Could you repeat the records below exactly, leaving out any pictures?

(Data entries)
┌────────

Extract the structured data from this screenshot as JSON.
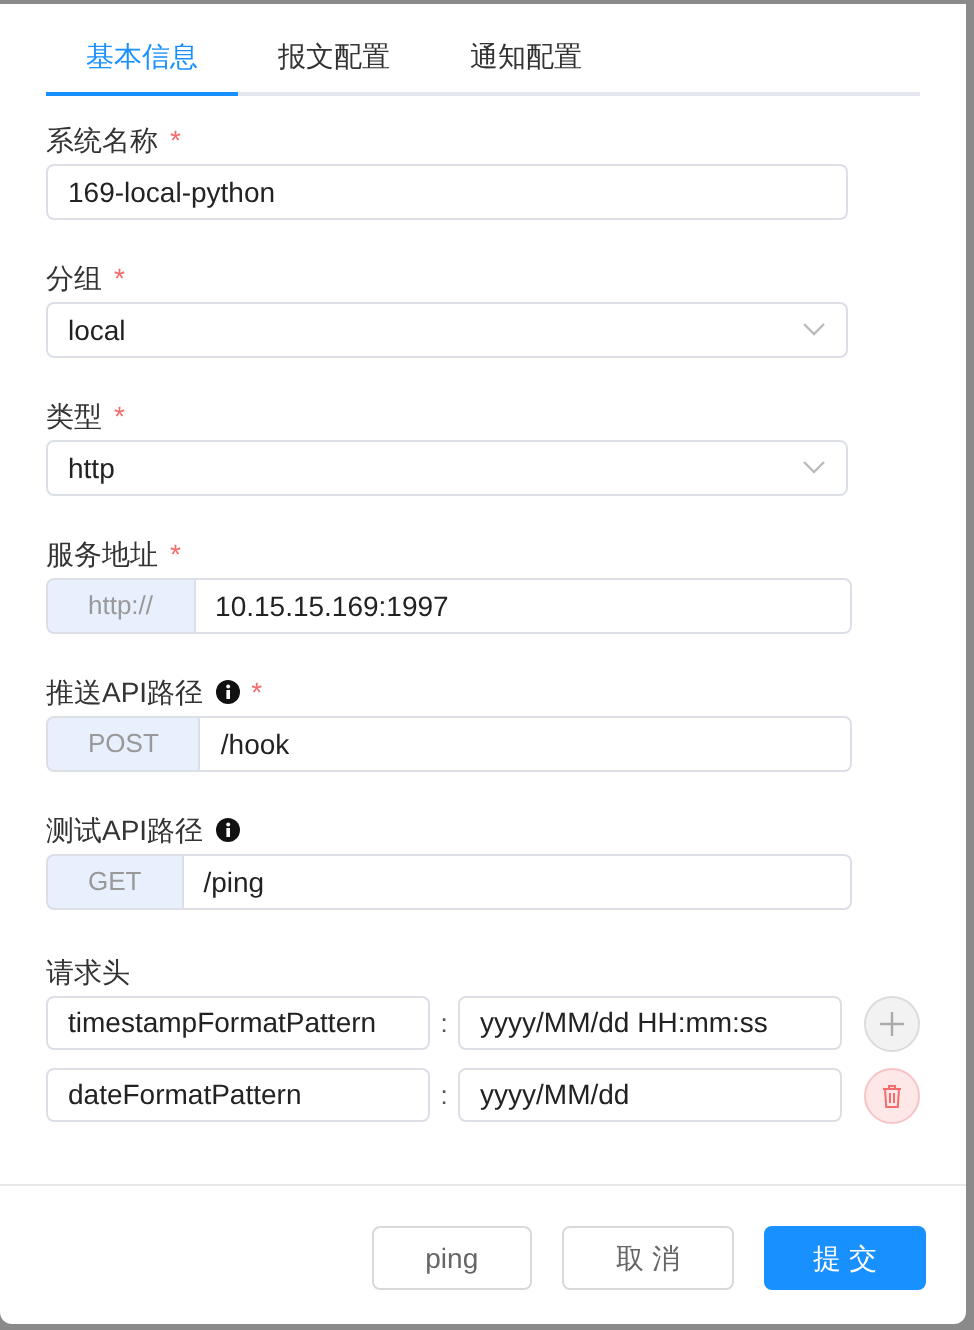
{
  "tabs": [
    {
      "label": "基本信息",
      "selected": true
    },
    {
      "label": "报文配置",
      "selected": false
    },
    {
      "label": "通知配置",
      "selected": false
    }
  ],
  "fields": [
    {
      "kind": "text",
      "label": "系统名称",
      "required_mark": "*",
      "value": "169-local-python"
    },
    {
      "kind": "select",
      "label": "分组",
      "required_mark": "*",
      "value": "local"
    },
    {
      "kind": "select",
      "label": "类型",
      "required_mark": "*",
      "value": "http"
    },
    {
      "kind": "prefixed",
      "label": "服务地址",
      "required_mark": "*",
      "prefix": "http://",
      "value": "10.15.15.169:1997"
    },
    {
      "kind": "prefixed",
      "label": "推送API路径",
      "info": true,
      "required_mark": "*",
      "prefix": "POST",
      "value": "/hook"
    },
    {
      "kind": "prefixed",
      "label": "测试API路径",
      "info": true,
      "prefix": "GET",
      "value": "/ping"
    }
  ],
  "headers": {
    "label": "请求头",
    "rows": [
      {
        "key": "timestampFormatPattern",
        "separator": ":",
        "value": "yyyy/MM/dd HH:mm:ss",
        "kind": "add"
      },
      {
        "key": "dateFormatPattern",
        "separator": ":",
        "value": "yyyy/MM/dd",
        "kind": "delete"
      }
    ]
  },
  "buttons": [
    {
      "label": "ping",
      "kind": "default"
    },
    {
      "label": "取 消",
      "kind": "default"
    },
    {
      "label": "提 交",
      "kind": "primary"
    }
  ]
}
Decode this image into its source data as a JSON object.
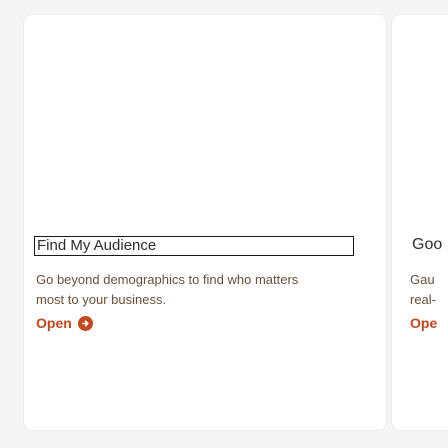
{
  "colors": {
    "page_bg": "#f5f5f5",
    "card_bg": "#ffffff",
    "title_text": "#2e2e2e",
    "description_text": "#6b4f3a",
    "accent": "#c4471d"
  },
  "cards": [
    {
      "title": "Find My Audience",
      "description": "Go beyond demographics to find who matters most to your business.",
      "open_label": "Open",
      "open_icon": "arrow-right-circle-icon"
    },
    {
      "title": "Goo",
      "description_line1": "Gau",
      "description_line2": "real-",
      "open_label": "Ope"
    }
  ]
}
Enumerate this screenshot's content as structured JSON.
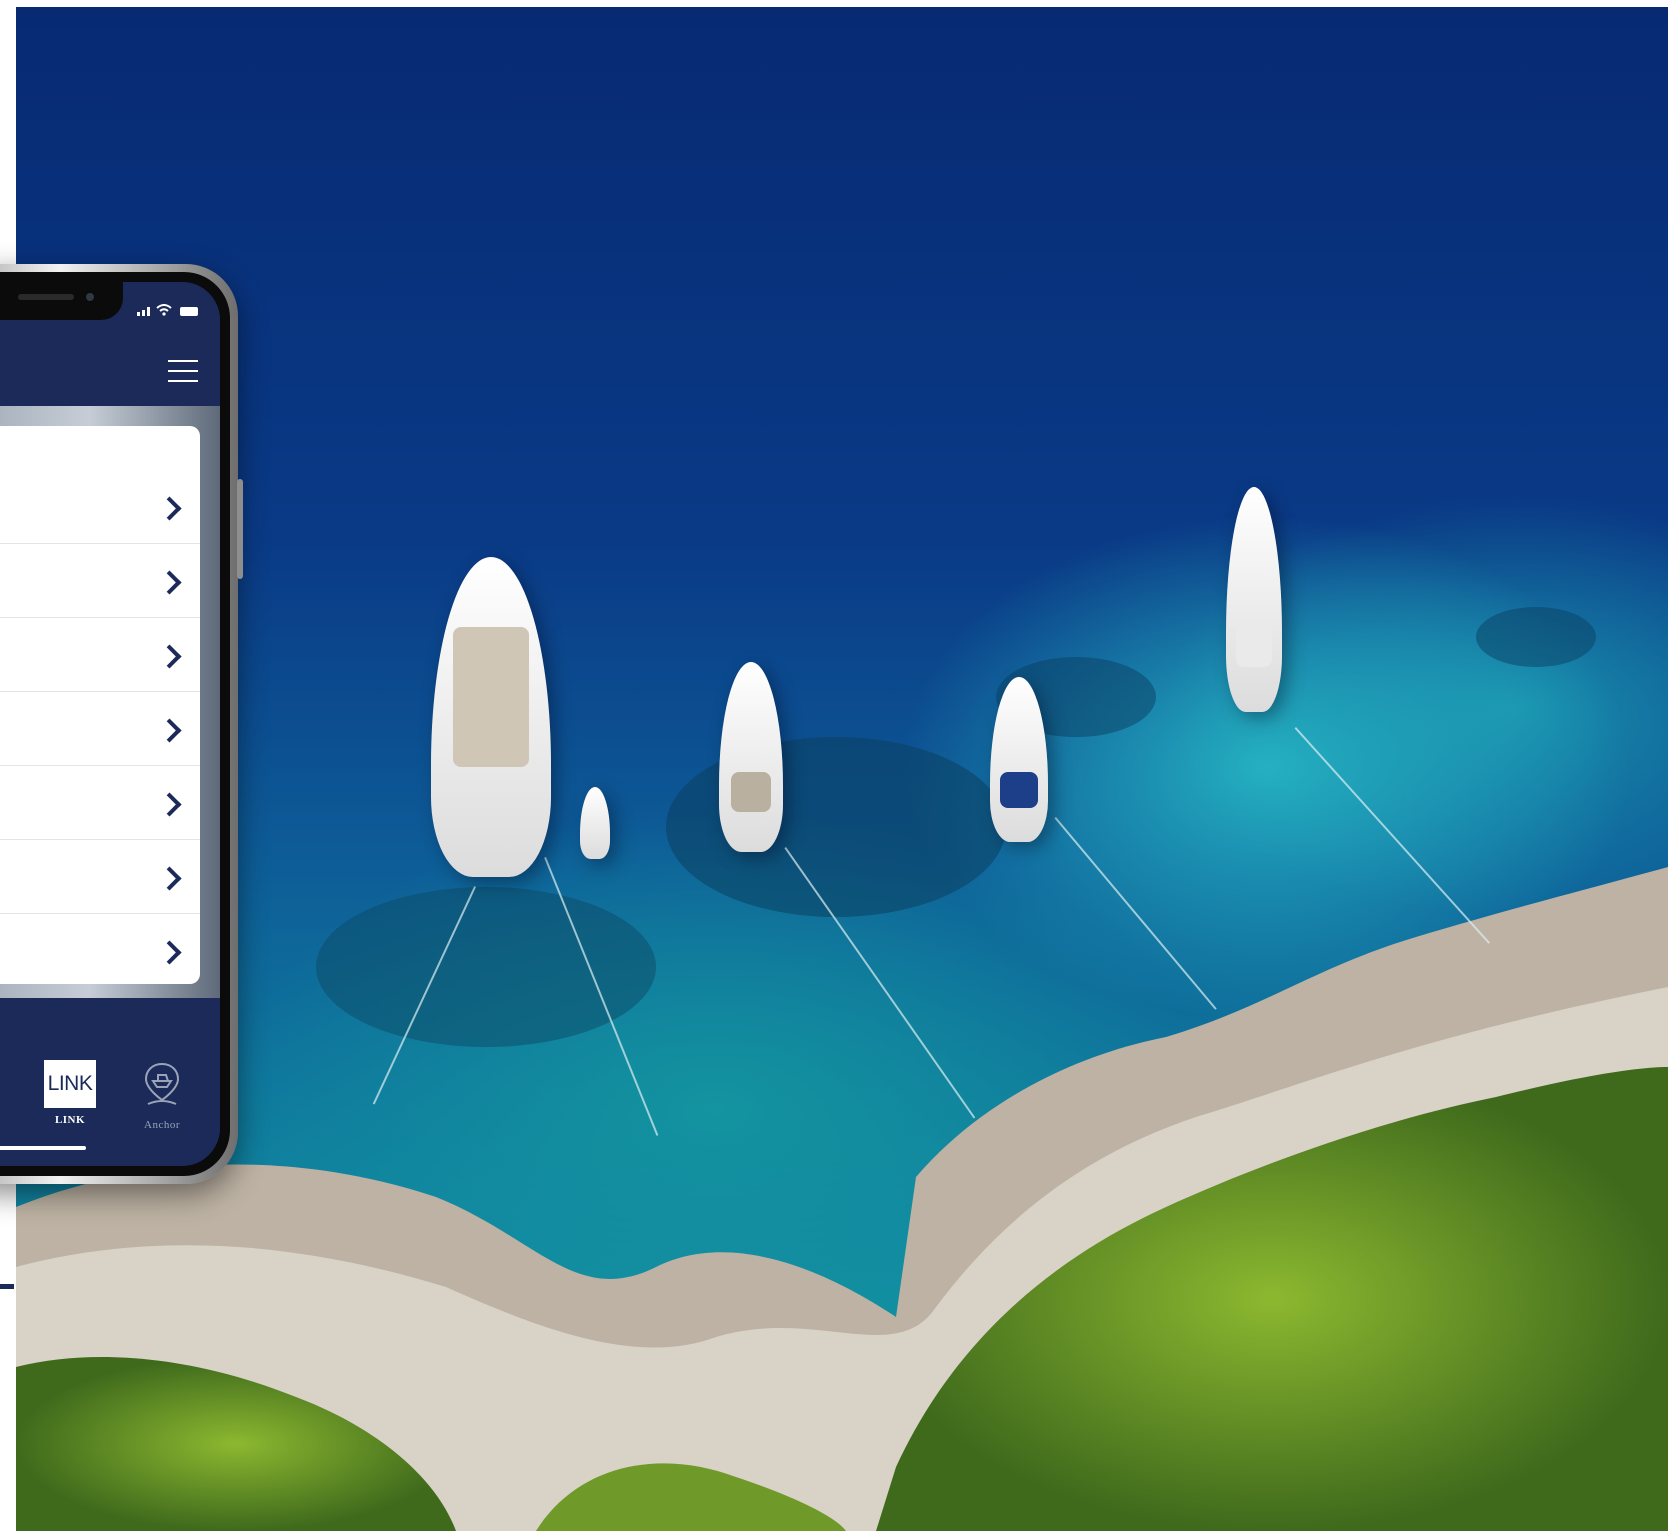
{
  "phone": {
    "menu_items": [
      {
        "label": ""
      },
      {
        "label": ""
      },
      {
        "label": ""
      },
      {
        "label": ""
      },
      {
        "label": ""
      },
      {
        "label": ""
      },
      {
        "label": ""
      }
    ],
    "tabs": [
      {
        "name": "link",
        "icon_text": "LINK",
        "label": "LINK",
        "active": true
      },
      {
        "name": "anchor",
        "icon": "anchor-boat-pin-icon",
        "label": "Anchor",
        "active": false
      }
    ]
  },
  "colors": {
    "app_navy": "#1b2a59",
    "chevron": "#1b2a59",
    "sea_deep": "#072a73",
    "sea_shallow": "#16a0a6"
  }
}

└────────

Final result:
Extract the structured data from this screenshot as JSON.
{
  "tabs": [
    {
      "label": "基本信息",
      "selected": true
    },
    {
      "label": "报文配置",
      "selected": false
    },
    {
      "label": "通知配置",
      "selected": false
    }
  ],
  "fields": [
    {
      "kind": "text",
      "label": "系统名称",
      "required_mark": "*",
      "value": "169-local-python"
    },
    {
      "kind": "select",
      "label": "分组",
      "required_mark": "*",
      "value": "local"
    },
    {
      "kind": "select",
      "label": "类型",
      "required_mark": "*",
      "value": "http"
    },
    {
      "kind": "prefixed",
      "label": "服务地址",
      "required_mark": "*",
      "prefix": "http://",
      "value": "10.15.15.169:1997"
    },
    {
      "kind": "prefixed",
      "label": "推送API路径",
      "info": true,
      "required_mark": "*",
      "prefix": "POST",
      "value": "/hook"
    },
    {
      "kind": "prefixed",
      "label": "测试API路径",
      "info": true,
      "prefix": "GET",
      "value": "/ping"
    }
  ],
  "headers": {
    "label": "请求头",
    "rows": [
      {
        "key": "timestampFormatPattern",
        "separator": ":",
        "value": "yyyy/MM/dd HH:mm:ss",
        "kind": "add"
      },
      {
        "key": "dateFormatPattern",
        "separator": ":",
        "value": "yyyy/MM/dd",
        "kind": "delete"
      }
    ]
  },
  "buttons": [
    {
      "label": "ping",
      "kind": "default"
    },
    {
      "label": "取 消",
      "kind": "default"
    },
    {
      "label": "提 交",
      "kind": "primary"
    }
  ]
}
Decode this image into its source data as a JSON object.
{
  "colors": {
    "page_bg": "#f5f5f5",
    "card_bg": "#ffffff",
    "title_text": "#2e2e2e",
    "description_text": "#6b4f3a",
    "accent": "#c4471d"
  },
  "cards": [
    {
      "title": "Find My Audience",
      "description": "Go beyond demographics to find who matters most to your business.",
      "open_label": "Open",
      "open_icon": "arrow-right-circle-icon"
    },
    {
      "title": "Goo",
      "description_line1": "Gau",
      "description_line2": "real-",
      "open_label": "Ope"
    }
  ]
}
Enumerate this screenshot's content as structured JSON.
{
  "phone": {
    "menu_items": [
      {
        "label": ""
      },
      {
        "label": ""
      },
      {
        "label": ""
      },
      {
        "label": ""
      },
      {
        "label": ""
      },
      {
        "label": ""
      },
      {
        "label": ""
      }
    ],
    "tabs": [
      {
        "name": "link",
        "icon_text": "LINK",
        "label": "LINK",
        "active": true
      },
      {
        "name": "anchor",
        "icon": "anchor-boat-pin-icon",
        "label": "Anchor",
        "active": false
      }
    ]
  },
  "colors": {
    "app_navy": "#1b2a59",
    "chevron": "#1b2a59",
    "sea_deep": "#072a73",
    "sea_shallow": "#16a0a6"
  }
}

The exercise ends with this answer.